§ **WHAT TO DO**
Your task is to copy the listing exactly, with the pictures left out.
::::::::
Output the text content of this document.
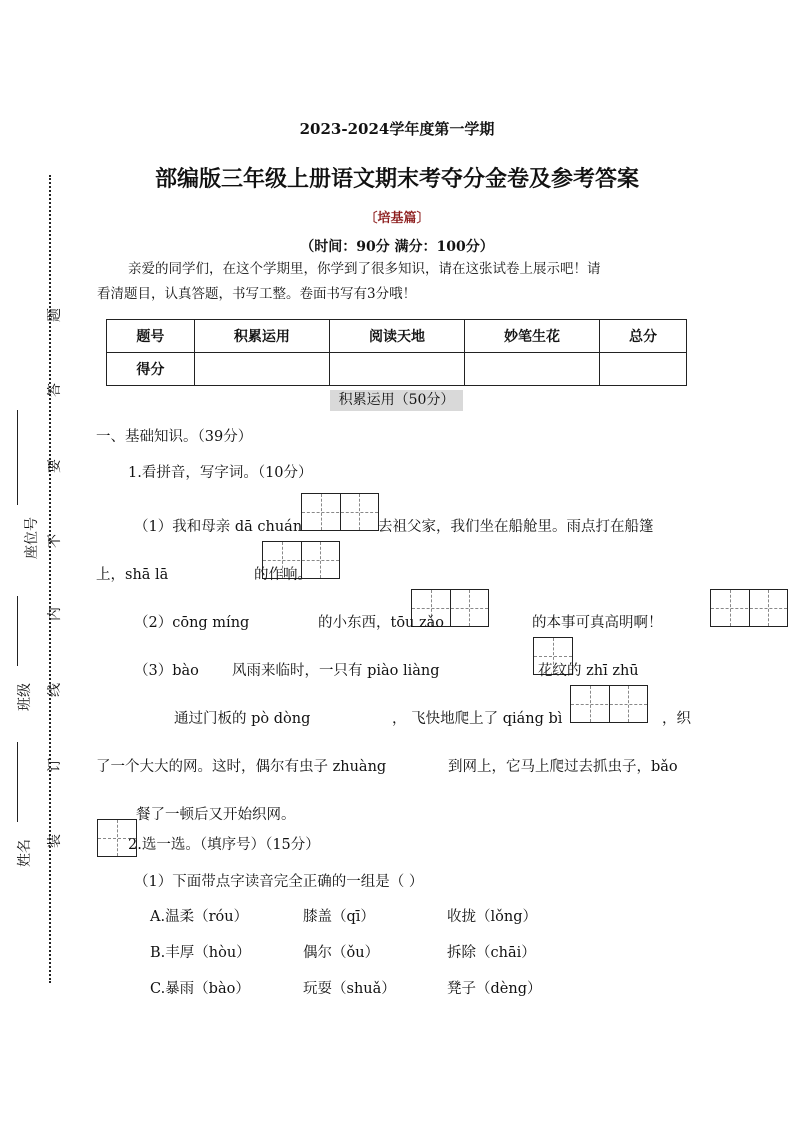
题
答
要
不
内
线
订
装
座位号
班级
姓名
2023-2024学年度第一学期
部编版三年级上册语文期末考夺分金卷及参考答案
〔培基篇〕
（时间：90分 满分：100分）
亲爱的同学们，在这个学期里，你学到了很多知识，请在这张试卷上展示吧！请
看清题目，认真答题，书写工整。卷面书写有3分哦！
题号	积累运用	阅读天地	妙笔生花	总分
得分				
积累运用（50分）
一、基础知识。（39分）
1.看拼音，写字词。（10分）
（1）我和母亲 dā chuán
	去祖父家，我们坐在船舱里。雨点打在船篷
上，shā lā
	的作响。
（2）cōng míng
	的小东西，tōu zǎo
	的本事可真高明啊！
（3）bào
风雨来临时，一只有 piào liàng
	花纹的 zhī zhū

通过门板的 pò dòng
	， 飞快地爬上了 qiáng bì
	，织
了一个大大的网。这时，偶尔有虫子 zhuàng
	到网上，它马上爬过去抓虫子，bǎo
餐了一顿后又开始织网。
2.选一选。（填序号）（15分）
（1）下面带点字读音完全正确的一组是（ ）
A.温柔（róu）	膝盖（qī）	收拢（lǒng）
B.丰厚（hòu）	偶尔（ǒu）	拆除（chāi）
C.暴雨（bào）	玩耍（shuǎ）	凳子（dèng）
::::::::
§ **FULL ANSWER**
Output the text content of this document.
题
答
要
不
内
线
订
装
座位号
班级
姓名
2023-2024学年度第一学期
部编版三年级上册语文期末考夺分金卷及参考答案
〔培基篇〕
（时间：90分 满分：100分）
亲爱的同学们，在这个学期里，你学到了很多知识，请在这张试卷上展示吧！请
看清题目，认真答题，书写工整。卷面书写有3分哦！
题号	积累运用	阅读天地	妙笔生花	总分
得分				
积累运用（50分）
一、基础知识。（39分）
1.看拼音，写字词。（10分）
（1）我和母亲 dā chuán
	去祖父家，我们坐在船舱里。雨点打在船篷
上，shā lā
	的作响。
（2）cōng míng
	的小东西，tōu zǎo
	的本事可真高明啊！
（3）bào
风雨来临时，一只有 piào liàng
	花纹的 zhī zhū

通过门板的 pò dòng
	， 飞快地爬上了 qiáng bì
	，织
了一个大大的网。这时，偶尔有虫子 zhuàng
	到网上，它马上爬过去抓虫子，bǎo
餐了一顿后又开始织网。
2.选一选。（填序号）（15分）
（1）下面带点字读音完全正确的一组是（ ）
A.温柔（róu）	膝盖（qī）	收拢（lǒng）
B.丰厚（hòu）	偶尔（ǒu）	拆除（chāi）
C.暴雨（bào）	玩耍（shuǎ）	凳子（dèng）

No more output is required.